Problem to solve: Find every line in the records below that contains the word "Complaints", and copy each such line.

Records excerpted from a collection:

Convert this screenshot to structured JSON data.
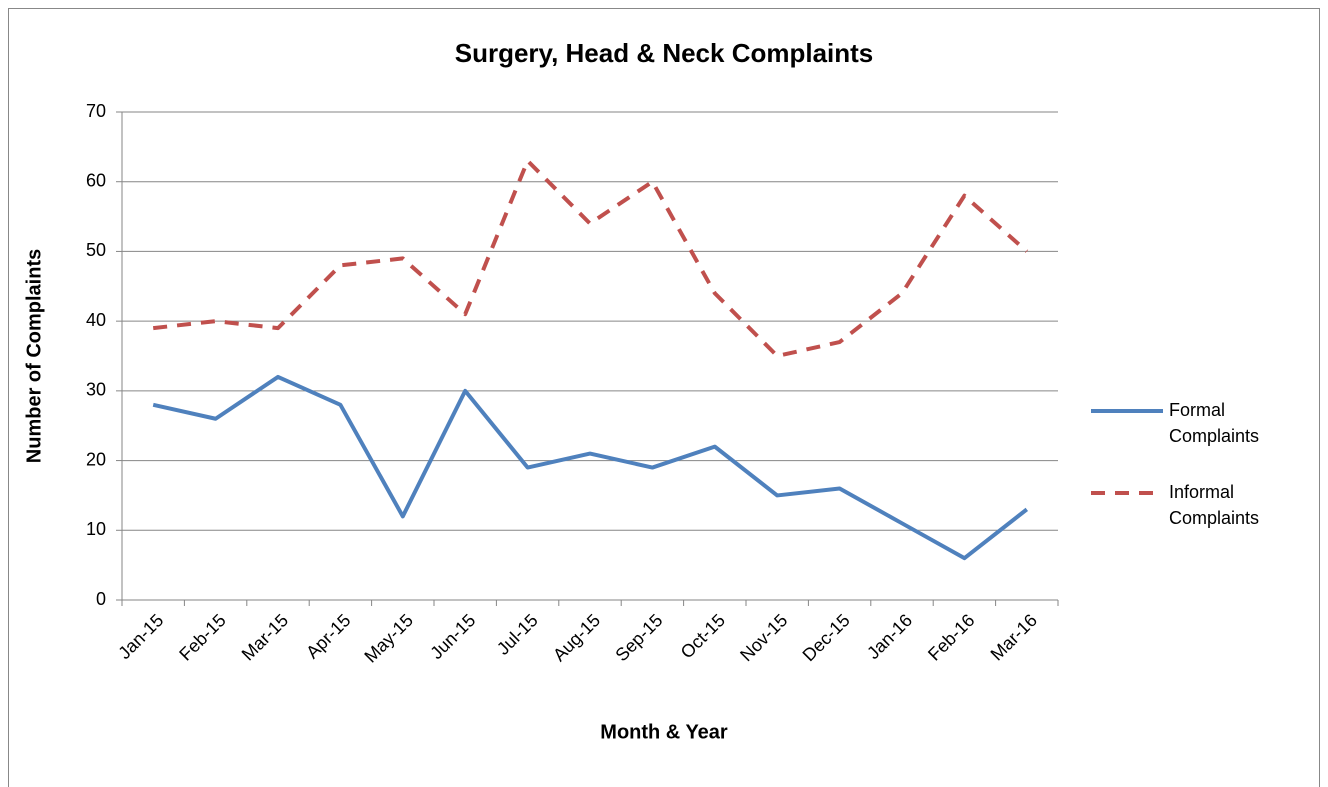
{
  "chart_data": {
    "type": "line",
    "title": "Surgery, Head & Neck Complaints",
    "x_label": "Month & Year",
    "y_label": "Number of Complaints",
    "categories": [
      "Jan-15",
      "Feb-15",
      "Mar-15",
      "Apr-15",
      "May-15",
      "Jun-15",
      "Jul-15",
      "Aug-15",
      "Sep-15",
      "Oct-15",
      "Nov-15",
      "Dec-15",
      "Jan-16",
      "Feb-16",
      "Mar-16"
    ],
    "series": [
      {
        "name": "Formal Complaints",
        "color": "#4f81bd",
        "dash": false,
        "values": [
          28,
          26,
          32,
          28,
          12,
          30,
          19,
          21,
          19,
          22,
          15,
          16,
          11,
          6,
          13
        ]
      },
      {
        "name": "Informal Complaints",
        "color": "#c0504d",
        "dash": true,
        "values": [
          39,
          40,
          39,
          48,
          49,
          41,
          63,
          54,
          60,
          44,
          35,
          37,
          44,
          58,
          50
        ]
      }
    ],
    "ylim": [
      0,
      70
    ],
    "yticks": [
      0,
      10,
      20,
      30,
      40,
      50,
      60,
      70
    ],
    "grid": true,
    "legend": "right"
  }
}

Solution for this task:
    "title": "Surgery, Head & Neck Complaints",
    "y_label": "Number of Complaints",
        "name": "Formal Complaints",
        "name": "Informal Complaints",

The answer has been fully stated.